(Stored dataset items)
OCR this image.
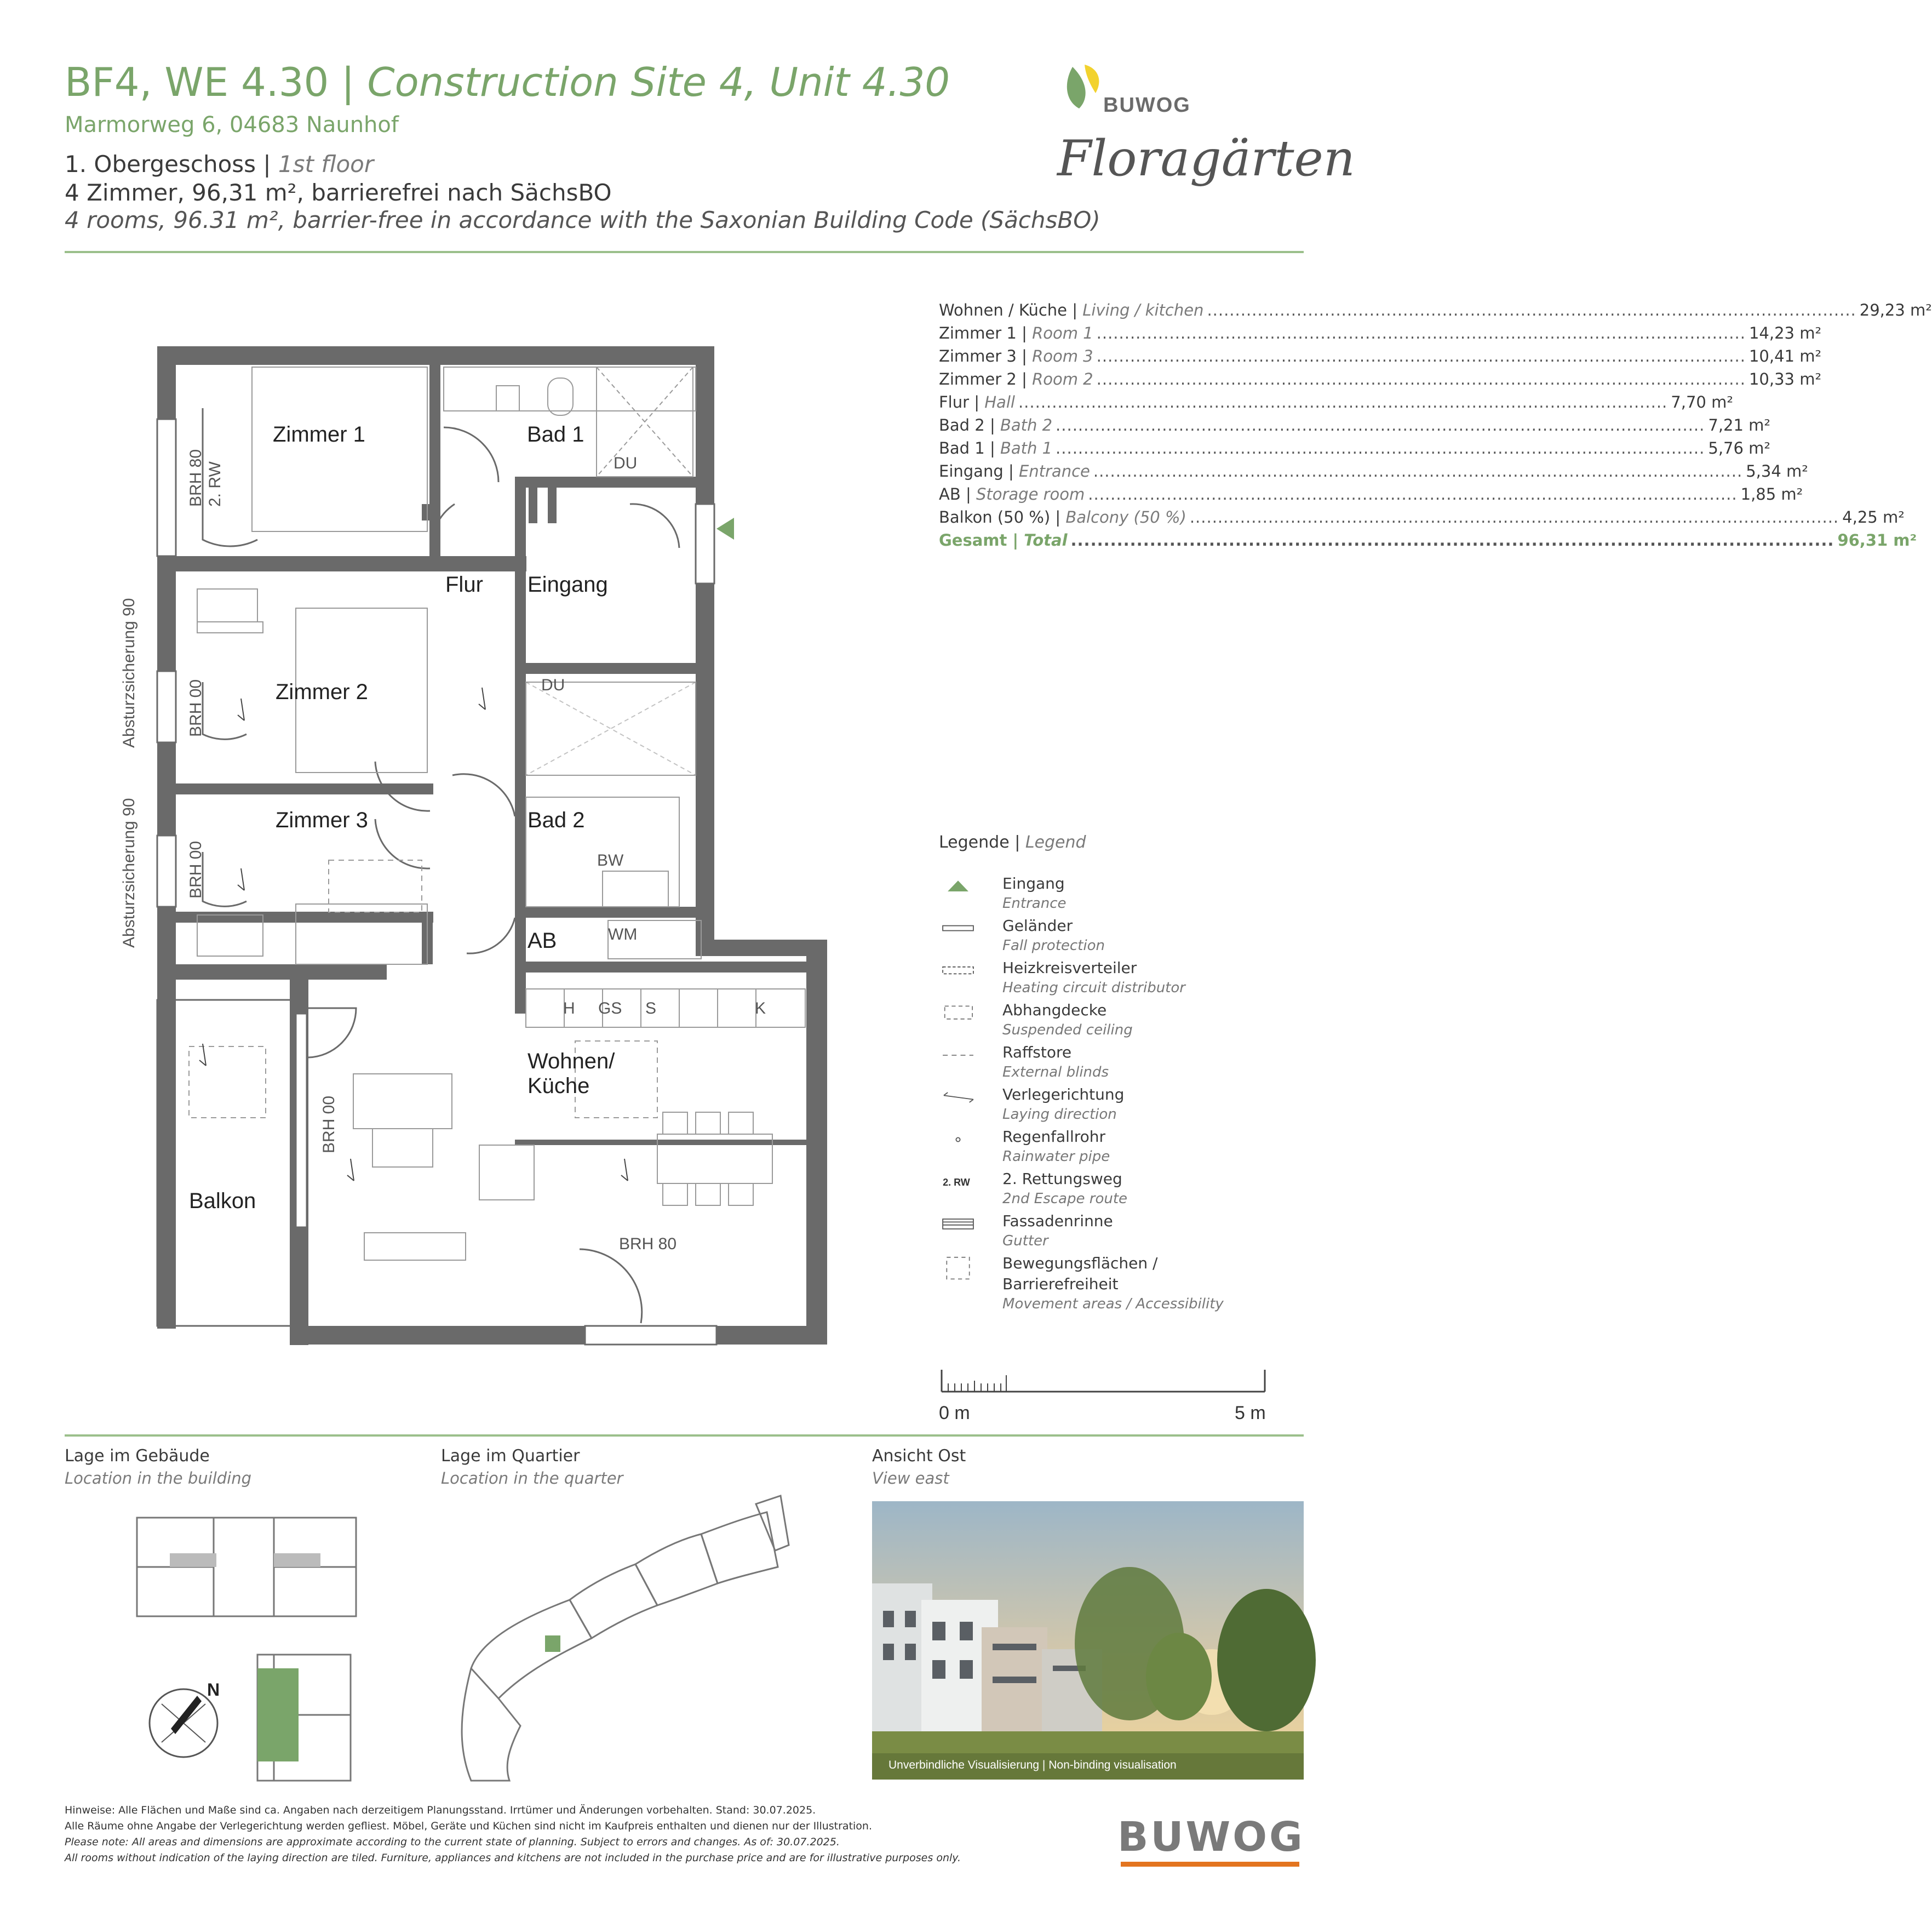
BF4, WE 4.30 | Construction Site 4, Unit 4.30
Marmorweg 6, 04683 Naunhof
1. Obergeschoss | 1st floor
4 Zimmer, 96,31 m², barrierefrei nach SächsBO
4 rooms, 96.31 m², barrier-free in accordance with the Saxonian Building Code (SächsBO)
BUWOG
Floragärten
Wohnen / Küche | Living / kitchen .....	29,23 m²
Zimmer 1 | Room 1 .....	14,23 m²
Zimmer 3 | Room 3 .....	10,41 m²
Zimmer 2 | Room 2 .....	10,33 m²
Flur | Hall .....	7,70 m²
Bad 2 | Bath 2 .....	7,21 m²
Bad 1 | Bath 1 .....	5,76 m²
Eingang | Entrance .....	5,34 m²
AB | Storage room .....	1,85 m²
Balkon (50 %) | Balcony (50 %) .....	4,25 m²
Gesamt | Total .....	96,31 m²
Zimmer 1	Bad 1
Flur Eingang
Zimmer 2
Zimmer 3	Bad 2
AB
Wohnen/
Küche
Balkon
DU
DU
BW
WM
H GS S	K
BRH 80 2. RW
BRH 00
BRH 00
BRH 00
BRH 80
Absturzsicherung 90
Absturzsicherung 90
Legende | Legend
Eingang
Entrance
Geländer
Fall protection
Heizkreisverteiler
Heating circuit distributor
Abhangdecke
Suspended ceiling
Raffstore
External blinds
Verlegerichtung
Laying direction
Regenfallrohr
Rainwater pipe
2. RW 2. Rettungsweg
2nd Escape route
Fassadenrinne
Gutter
Bewegungsflächen /
Barrierefreiheit
Movement areas / Accessibility
0 m	5 m
Lage im Gebäude
Location in the building
Lage im Quartier
Location in the quarter
Ansicht Ost
View east
N
Unverbindliche Visualisierung | Non-binding visualisation
Hinweise: Alle Flächen und Maße sind ca. Angaben nach derzeitigem Planungsstand. Irrtümer und Änderungen vorbehalten. Stand: 30.07.2025.
Alle Räume ohne Angabe der Verlegerichtung werden gefliest. Möbel, Geräte und Küchen sind nicht im Kaufpreis enthalten und dienen nur der Illustration.
Please note: All areas and dimensions are approximate according to the current state of planning. Subject to errors and changes. As of: 30.07.2025.
All rooms without indication of the laying direction are tiled. Furniture, appliances and kitchens are not included in the purchase price and are for illustrative purposes only.	BUWOG
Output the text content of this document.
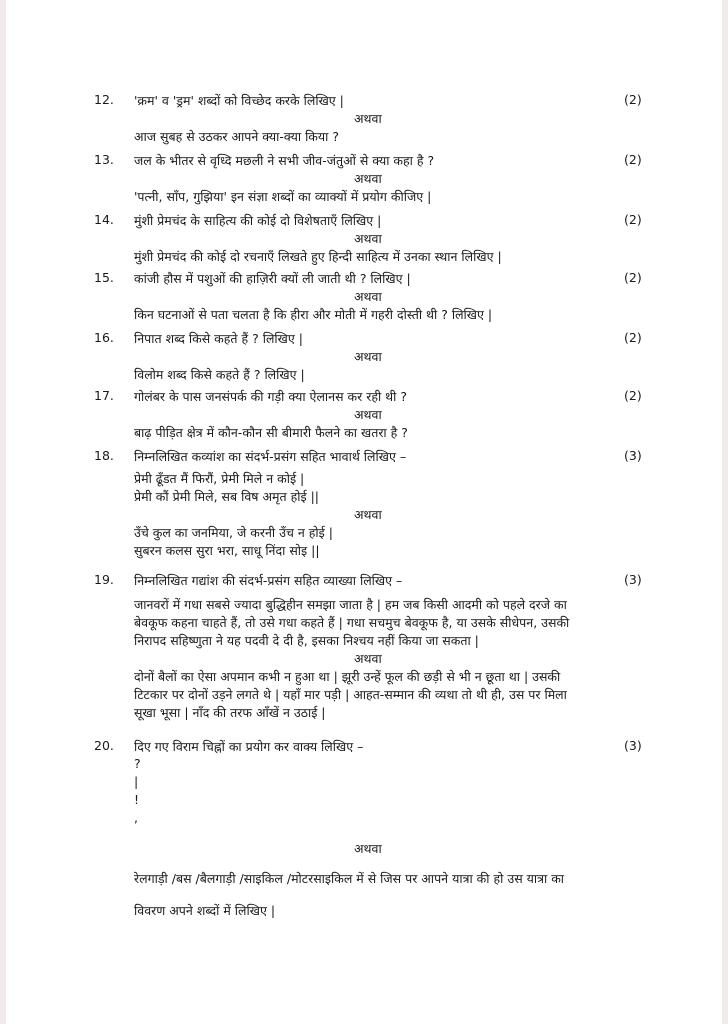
12. 'क्रम' व 'ड्रम' शब्दों को विच्छेद करके लिखिए |	(2)
अथवा
आज सुबह से उठकर आपने क्या-क्या किया ?
13. जल के भीतर से वृध्दि मछली ने सभी जीव-जंतुओं से क्या कहा है ?	(2)
अथवा
'पत्नी, साँप, गुझिया' इन संज्ञा शब्दों का व्याक्यों में प्रयोग कीजिए |
14. मुंशी प्रेमचंद के साहित्य की कोई दो विशेषताएँ लिखिए |	(2)
अथवा
मुंशी प्रेमचंद की कोई दो रचनाएँ लिखते हुए हिन्दी साहित्य में उनका स्थान लिखिए |
15. कांजी हौस में पशुओं की हाज़िरी क्यों ली जाती थी ? लिखिए |	(2)
अथवा
किन घटनाओं से पता चलता है कि हीरा और मोती में गहरी दोस्ती थी ? लिखिए |
16. निपात शब्द किसे कहते हैं ? लिखिए |	(2)
अथवा
विलोम शब्द किसे कहते हैं ? लिखिए |
17. गोलंबर के पास जनसंपर्क की गड़ी क्या ऐलानस कर रही थी ?	(2)
अथवा
बाढ़ पीड़ित क्षेत्र में कौन-कौन सी बीमारी फैलने का खतरा है ?
18. निम्नलिखित कव्यांश का संदर्भ-प्रसंग सहित भावार्थ लिखिए –	(3)
प्रेमी ढूँडत मैं फिरौं, प्रेमी मिले न कोई |
प्रेमी कौं प्रेमी मिले, सब विष अमृत होई ||
अथवा
उँचे कुल का जनमिया, जे करनी उँच न होई |
सुबरन कलस सुरा भरा, साधू निंदा सोइ ||
19. निम्नलिखित गद्यांश की संदर्भ-प्रसंग सहित व्याख्या लिखिए –	(3)
जानवरों में गधा सबसे ज्यादा बुद्धिहीन समझा जाता है | हम जब किसी आदमी को पहले दरजे का
बेवकूफ कहना चाहते हैं, तो उसे गधा कहते हैं | गधा सचमुच बेवकूफ है, या उसके सीधेपन, उसकी
निरापद सहिष्णुता ने यह पदवी दे दी है, इसका निश्चय नहीं किया जा सकता |
अथवा
दोनों बैलों का ऐसा अपमान कभी न हुआ था | झूरी उन्हें फूल की छड़ी से भी न छूता था | उसकी
टिटकार पर दोनों उड़ने लगते थे | यहाँ मार पड़ी | आहत-सम्मान की व्यथा तो थी ही, उस पर मिला
सूखा भूसा | नाँद की तरफ आँखें न उठाई |
20. दिए गए विराम चिह्नों का प्रयोग कर वाक्य लिखिए –	(3)
?
|
!
,
अथवा
रेलगाड़ी /बस /बैलगाड़ी /साइकिल /मोटरसाइकिल में से जिस पर आपने यात्रा की हो उस यात्रा का
विवरण अपने शब्दों में लिखिए |
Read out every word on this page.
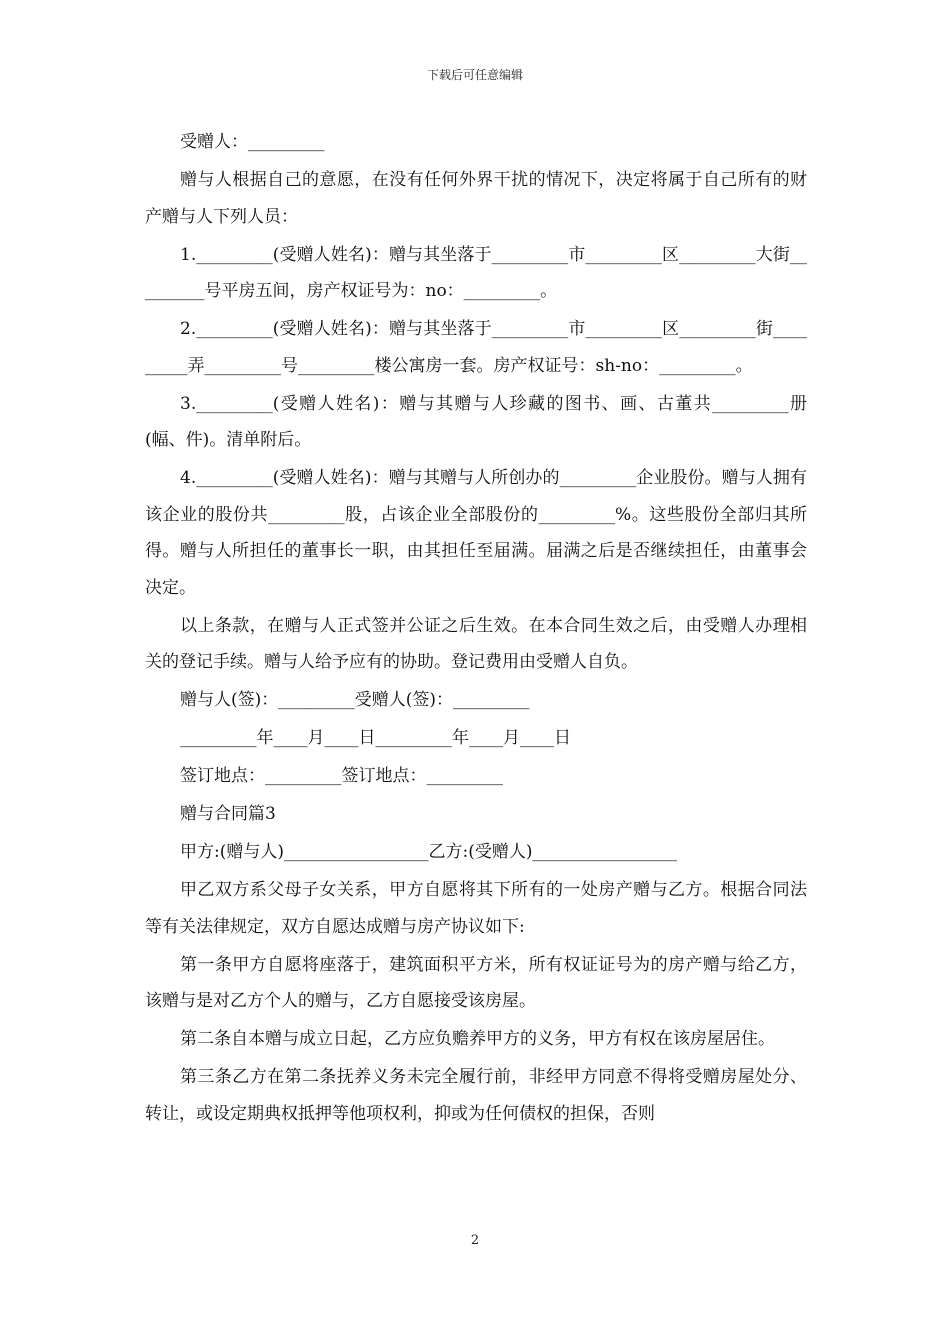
下载后可任意编辑

受赠人：_________

赠与人根据自己的意愿，在没有任何外界干扰的情况下，决定将属于自己所有的财产赠与人下列人员：

1._________(受赠人姓名)：赠与其坐落于_________市_________区_________大街_________号平房五间，房产权证号为：no：_________。

2._________(受赠人姓名)：赠与其坐落于_________市_________区_________街_________弄_________号_________楼公寓房一套。房产权证号：sh-no：_________。

3._________(受赠人姓名)：赠与其赠与人珍藏的图书、画、古董共_________册(幅、件)。清单附后。

4._________(受赠人姓名)：赠与其赠与人所创办的_________企业股份。赠与人拥有该企业的股份共_________股，占该企业全部股份的_________%。这些股份全部归其所得。赠与人所担任的董事长一职，由其担任至届满。届满之后是否继续担任，由董事会决定。

以上条款，在赠与人正式签并公证之后生效。在本合同生效之后，由受赠人办理相关的登记手续。赠与人给予应有的协助。登记费用由受赠人自负。

赠与人(签)：_________受赠人(签)：_________

_________年____月____日_________年____月____日

签订地点：_________签订地点：_________

赠与合同篇3

甲方:(赠与人)_________________乙方:(受赠人)_________________

甲乙双方系父母子女关系，甲方自愿将其下所有的一处房产赠与乙方。根据合同法等有关法律规定，双方自愿达成赠与房产协议如下:

第一条甲方自愿将座落于，建筑面积平方米，所有权证证号为的房产赠与给乙方，该赠与是对乙方个人的赠与，乙方自愿接受该房屋。

第二条自本赠与成立日起，乙方应负赡养甲方的义务，甲方有权在该房屋居住。

第三条乙方在第二条抚养义务未完全履行前，非经甲方同意不得将受赠房屋处分、转让，或设定期典权抵押等他项权利，抑或为任何债权的担保，否则

2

DESCRIPTION OF THE TASK | State how many lines in the records above contain the word "this", and give only that number.

REPLY | 3